- Ausgangstext -
Lokalsport

Rambazamba im Heininger Krautgarten

Fußballszene Acht Tore, neunmal Gelb und einmal Rot – Schiedsrichter als Weilheimer Spielverderber.

, Fußball - Landesliga : FC Heiningen (gelb) - TSV Weilheim (rot)
, Fußball - Landesliga : FC Heiningen (gelb) - TSV Weilheim (rot)

Heiningen. Es gibt bedeutende Spiele, die man nie vergisst. Wie das irre 6:1 von Barcelona gegen Paris in der Champions League. Und es gibt weniger wichtige Spiele, die ebenfalls tagelang für Gesprächsstoff sorgen. Wie das Rambazamba zwischen Heiningen und Weilheim. Acht Tore, neun Gelbe Karten, ein Platzverweis und ein sensationeller Spielverlauf. Ein Spektakel im Sportzentrum „Krautgarten“. Ein Happening für die Zuschauer.

Nach dem vernichtenden 2:5 gegen Bad Boll brannten die Weilheimer auf Wiedergutmachung. Sie führten 1:0. Doch dann wurde Andreas Wieczorek zum Spielverderber. Der Schiri übersah ein Foul an Torwart Ben Brenken, und im Getümmel fiel der Ausgleich. Die Spieler haderten, die Konzentration ging verloren. Die Folge: erst 1:3, dann 2:4 im Rückstand. „So etwas darf uns nicht passieren. Wir müssen lernen, mit solchen Situationen besser umzugehen“, so Chris Eisenhardt (Foto: Brändli).

Später hatte der Trainer trotzdem Grund zur Freude. „Die Mannschaft hat Moral bewiesen. Alles ist gut“, lobte er nach dem verrückten 4:4. Fast hätte es sogar zum Siegtreffer gereicht. Aber Michael Neumann rettete bei einem Schuss von André Kriks auf der Torlinie. Der Heininger nach der verpassten Aufholchance gegenüber dem Zweiten: „Dieses Unentschieden ist für uns wie eine Niederlage.“

Umgekehrt kann der TSV Weilheim das Remis positiv bewerten. Bedenklich nur die Flut von Gegentoren, nach fünf vor einer Woche nun vier. Das entspricht so gar nicht den Gepflogenheiten eines Teams, das sich in der Vergangenheit immer durch seine sattelfeste Deckung auszeichnete. „Wir dürfen nicht vergessen, dass uns zurzeit drei routinierte Abwehrspieler nicht zur Verfügung stehen“, gibt der Sportliche Leiter Günther Friess zu bedenken. Daniel Heisig, Georgios Natsis und Christoph Bauer sind verletzt. Hinzu gesellt sich für die nächsten Spiele der gesperrte Domenic Brück, der Ball und Benjamin Kern auf Kunstrasen humorlos abräumte und dafür folgerichtig Rot kassierte. Friess: „Gut, dass wir mit jungen Spielern die Lücken schließen können.“ Er bescheinigte den drei eingesetzten Junioren Can Kanarya, Felix Stolz und Samuel Lopes Silva gute Leistungen. Gut bis überragend auch die Auftritte der beiden Bezirksligateams aus der Teckregion. Die SGEH setzte ihren positiven Trend weiter fort, landete mit 3:1 auf der Deizisauer Halde den nächsten wertvollen Dreier im Kampf um den Klassenerhalt. „Die Mannschaft arbeitet hart, ist läuferisch und spielerisch top“, so ein optimistischer Trainer Dieter Hiller für den weiteren Verlauf der Runde.

Jenseits von Gut und Böse lässt sich‘s unbeschwert spielen. Der VfL Kirchheim, gesichert im Niemandsland der Tabelle, trumpfte in Wiesensteig mächtig auf und schenkte dem TSV Obere Fils ein halbes Dutzend ein. „Wir waren einfach eine Klasse besser“, meinte Abteilungsleiter Oliver Klingler. Herausragend aus einer Mannschaft aus einem Guss Timo Webinger. Mit zwei selbst erzielten Toren und zwei Torvorlagen verdiente er sich den Titel „Spieler des Tages“.

- Extrahierte Daten -
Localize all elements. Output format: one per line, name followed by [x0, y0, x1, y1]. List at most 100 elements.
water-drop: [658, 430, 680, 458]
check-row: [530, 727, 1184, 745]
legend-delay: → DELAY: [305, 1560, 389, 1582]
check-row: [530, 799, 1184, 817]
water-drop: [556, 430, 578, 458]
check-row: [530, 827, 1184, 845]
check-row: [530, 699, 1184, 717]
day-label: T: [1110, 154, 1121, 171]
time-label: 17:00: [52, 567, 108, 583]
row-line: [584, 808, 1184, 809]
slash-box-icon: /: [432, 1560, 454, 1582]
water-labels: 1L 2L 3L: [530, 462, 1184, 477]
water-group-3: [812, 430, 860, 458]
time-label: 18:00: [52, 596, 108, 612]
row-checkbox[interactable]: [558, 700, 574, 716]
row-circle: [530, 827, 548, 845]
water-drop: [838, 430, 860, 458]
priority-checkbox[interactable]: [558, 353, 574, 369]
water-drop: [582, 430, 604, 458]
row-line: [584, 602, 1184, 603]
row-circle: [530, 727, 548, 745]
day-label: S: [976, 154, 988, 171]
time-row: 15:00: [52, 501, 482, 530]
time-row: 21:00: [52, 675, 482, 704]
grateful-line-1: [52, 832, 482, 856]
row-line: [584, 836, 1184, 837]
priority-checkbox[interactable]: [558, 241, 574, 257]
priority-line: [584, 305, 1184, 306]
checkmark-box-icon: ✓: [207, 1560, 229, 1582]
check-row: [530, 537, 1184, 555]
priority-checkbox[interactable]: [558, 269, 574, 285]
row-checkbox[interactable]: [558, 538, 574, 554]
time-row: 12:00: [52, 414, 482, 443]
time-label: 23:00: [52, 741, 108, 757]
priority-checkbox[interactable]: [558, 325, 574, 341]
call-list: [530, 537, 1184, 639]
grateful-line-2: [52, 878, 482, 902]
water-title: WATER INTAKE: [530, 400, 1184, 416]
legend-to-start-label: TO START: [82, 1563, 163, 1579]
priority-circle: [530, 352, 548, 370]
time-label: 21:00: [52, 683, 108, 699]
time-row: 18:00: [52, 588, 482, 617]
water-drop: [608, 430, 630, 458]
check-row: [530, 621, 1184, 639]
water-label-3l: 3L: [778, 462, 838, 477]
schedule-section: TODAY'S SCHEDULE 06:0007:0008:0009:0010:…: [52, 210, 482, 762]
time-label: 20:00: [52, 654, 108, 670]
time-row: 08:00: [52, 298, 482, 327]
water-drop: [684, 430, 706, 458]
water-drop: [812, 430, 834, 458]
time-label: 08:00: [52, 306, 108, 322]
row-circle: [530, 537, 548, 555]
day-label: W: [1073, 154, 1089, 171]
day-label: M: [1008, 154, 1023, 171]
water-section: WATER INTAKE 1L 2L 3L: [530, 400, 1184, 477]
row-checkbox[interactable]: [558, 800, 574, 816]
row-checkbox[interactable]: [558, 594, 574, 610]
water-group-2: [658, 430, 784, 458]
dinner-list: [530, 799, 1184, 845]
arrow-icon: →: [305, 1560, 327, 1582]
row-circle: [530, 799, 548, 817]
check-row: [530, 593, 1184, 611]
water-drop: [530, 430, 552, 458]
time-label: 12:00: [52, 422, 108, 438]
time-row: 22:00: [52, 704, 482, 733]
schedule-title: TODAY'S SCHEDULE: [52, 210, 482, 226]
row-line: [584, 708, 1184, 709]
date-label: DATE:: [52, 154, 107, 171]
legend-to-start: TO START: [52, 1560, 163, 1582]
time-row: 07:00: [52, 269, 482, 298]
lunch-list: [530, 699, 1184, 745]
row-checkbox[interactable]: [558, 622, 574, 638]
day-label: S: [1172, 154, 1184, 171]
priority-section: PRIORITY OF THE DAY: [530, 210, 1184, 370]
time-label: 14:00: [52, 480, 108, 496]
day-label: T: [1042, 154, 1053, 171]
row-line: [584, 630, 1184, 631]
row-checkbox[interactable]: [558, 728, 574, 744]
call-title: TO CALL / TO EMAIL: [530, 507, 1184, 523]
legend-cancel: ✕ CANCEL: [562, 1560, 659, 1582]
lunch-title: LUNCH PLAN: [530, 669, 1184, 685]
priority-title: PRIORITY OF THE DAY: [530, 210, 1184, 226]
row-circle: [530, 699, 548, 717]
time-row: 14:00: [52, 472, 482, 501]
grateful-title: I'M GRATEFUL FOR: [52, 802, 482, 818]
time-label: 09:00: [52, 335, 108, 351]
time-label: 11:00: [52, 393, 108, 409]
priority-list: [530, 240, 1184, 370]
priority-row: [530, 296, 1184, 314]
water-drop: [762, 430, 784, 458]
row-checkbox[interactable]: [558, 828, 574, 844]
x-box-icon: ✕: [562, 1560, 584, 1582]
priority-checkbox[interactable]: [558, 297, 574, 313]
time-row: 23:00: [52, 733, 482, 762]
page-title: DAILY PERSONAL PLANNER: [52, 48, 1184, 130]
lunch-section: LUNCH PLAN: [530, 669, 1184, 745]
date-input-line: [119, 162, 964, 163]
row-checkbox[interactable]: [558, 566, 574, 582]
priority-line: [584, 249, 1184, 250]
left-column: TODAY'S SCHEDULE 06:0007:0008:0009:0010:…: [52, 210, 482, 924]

- Aufgabe 1 -
Bearbeite den Abschnitt des Spielberichts, der mit den Worten „Fußballszene Acht Tore, neunmal“ beginnt und mit „für die Zuschauer.“ endet. Gib ihn erneut wieder und ersetze darin „Spektakel“ durch „Schauspiel“.
- Aufgabe 2 -
Beantworte anhand des Spielberichts die folgenden Fragen:
(a) Mit welchem Ergebnis endete das Spiel zwischen Heiningen und Weilheim?
(b) Welche drei Abwehrspieler des TSV Weilheim sind verletzt?
(c) Wer verdiente sich beim Sieg des VfL Kirchheim den Titel „Spieler des Tages“?

- Lösung 1 -
Fußballszene Acht Tore, neunmal Gelb und einmal Rot – Schiedsrichter als Weilheimer Spielverderber.

, Fußball - Landesliga : FC Heiningen (gelb) - TSV Weilheim (rot)
, Fußball - Landesliga : FC Heiningen (gelb) - TSV Weilheim (rot)

Heiningen. Es gibt bedeutende Spiele, die man nie vergisst. Wie das irre 6:1 von Barcelona gegen Paris in der Champions League. Und es gibt weniger wichtige Spiele, die ebenfalls tagelang für Gesprächsstoff sorgen. Wie das Rambazamba zwischen Heiningen und Weilheim. Acht Tore, neun Gelbe Karten, ein Platzverweis und ein sensationeller Spielverlauf. Ein Schauspiel im Sportzentrum „Krautgarten“. Ein Happening für die Zuschauer.

- Lösung 2 -
(a) Das Spiel endete 4:4.
(b) Verletzt sind Daniel Heisig, Georgios Natsis und Christoph Bauer.
(c) Timo Webinger verdiente sich den Titel.